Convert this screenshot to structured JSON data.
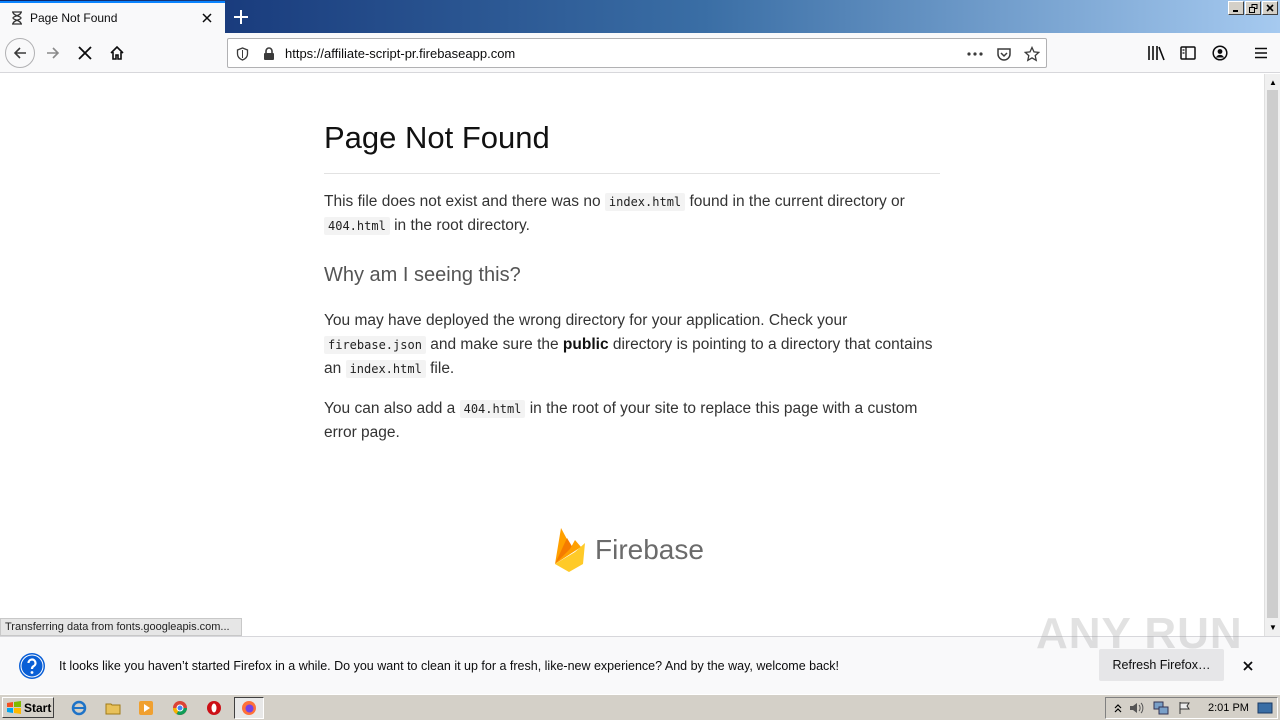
{
  "browser": {
    "tab": {
      "title": "Page Not Found"
    },
    "url": "https://affiliate-script-pr.firebaseapp.com"
  },
  "page": {
    "title": "Page Not Found",
    "intro_1": "This file does not exist and there was no ",
    "intro_code_1": "index.html",
    "intro_2": " found in the current directory or ",
    "intro_code_2": "404.html",
    "intro_3": " in the root directory.",
    "subtitle": "Why am I seeing this?",
    "para1_1": "You may have deployed the wrong directory for your application. Check your ",
    "para1_code_1": "firebase.json",
    "para1_2": " and make sure the ",
    "para1_bold": "public",
    "para1_3": " directory is pointing to a directory that contains an ",
    "para1_code_2": "index.html",
    "para1_4": " file.",
    "para2_1": "You can also add a ",
    "para2_code": "404.html",
    "para2_2": " in the root of your site to replace this page with a custom error page.",
    "brand": "Firebase"
  },
  "status_text": "Transferring data from fonts.googleapis.com...",
  "notification": {
    "message": "It looks like you haven’t started Firefox in a while. Do you want to clean it up for a fresh, like-new experience? And by the way, welcome back!",
    "button": "Refresh Firefox…"
  },
  "watermark": "ANY RUN",
  "taskbar": {
    "start_label": "Start",
    "clock": "2:01 PM"
  },
  "colors": {
    "accent": "#0a84ff",
    "firebase_yellow": "#ffca28",
    "firebase_orange": "#ffa000",
    "notif_icon": "#0a5fd6"
  }
}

TASK OBJECTIVE -
Without including any picture, repeat the data exactly.

FINISHED EXERCISE -
Convert this screenshot to structured JSON data.
{
  "browser": {
    "tab": {
      "title": "Page Not Found"
    },
    "url": "https://affiliate-script-pr.firebaseapp.com"
  },
  "page": {
    "title": "Page Not Found",
    "intro_1": "This file does not exist and there was no ",
    "intro_code_1": "index.html",
    "intro_2": " found in the current directory or ",
    "intro_code_2": "404.html",
    "intro_3": " in the root directory.",
    "subtitle": "Why am I seeing this?",
    "para1_1": "You may have deployed the wrong directory for your application. Check your ",
    "para1_code_1": "firebase.json",
    "para1_2": " and make sure the ",
    "para1_bold": "public",
    "para1_3": " directory is pointing to a directory that contains an ",
    "para1_code_2": "index.html",
    "para1_4": " file.",
    "para2_1": "You can also add a ",
    "para2_code": "404.html",
    "para2_2": " in the root of your site to replace this page with a custom error page.",
    "brand": "Firebase"
  },
  "status_text": "Transferring data from fonts.googleapis.com...",
  "notification": {
    "message": "It looks like you haven’t started Firefox in a while. Do you want to clean it up for a fresh, like-new experience? And by the way, welcome back!",
    "button": "Refresh Firefox…"
  },
  "watermark": "ANY RUN",
  "taskbar": {
    "start_label": "Start",
    "clock": "2:01 PM"
  },
  "colors": {
    "accent": "#0a84ff",
    "firebase_yellow": "#ffca28",
    "firebase_orange": "#ffa000",
    "notif_icon": "#0a5fd6"
  }
}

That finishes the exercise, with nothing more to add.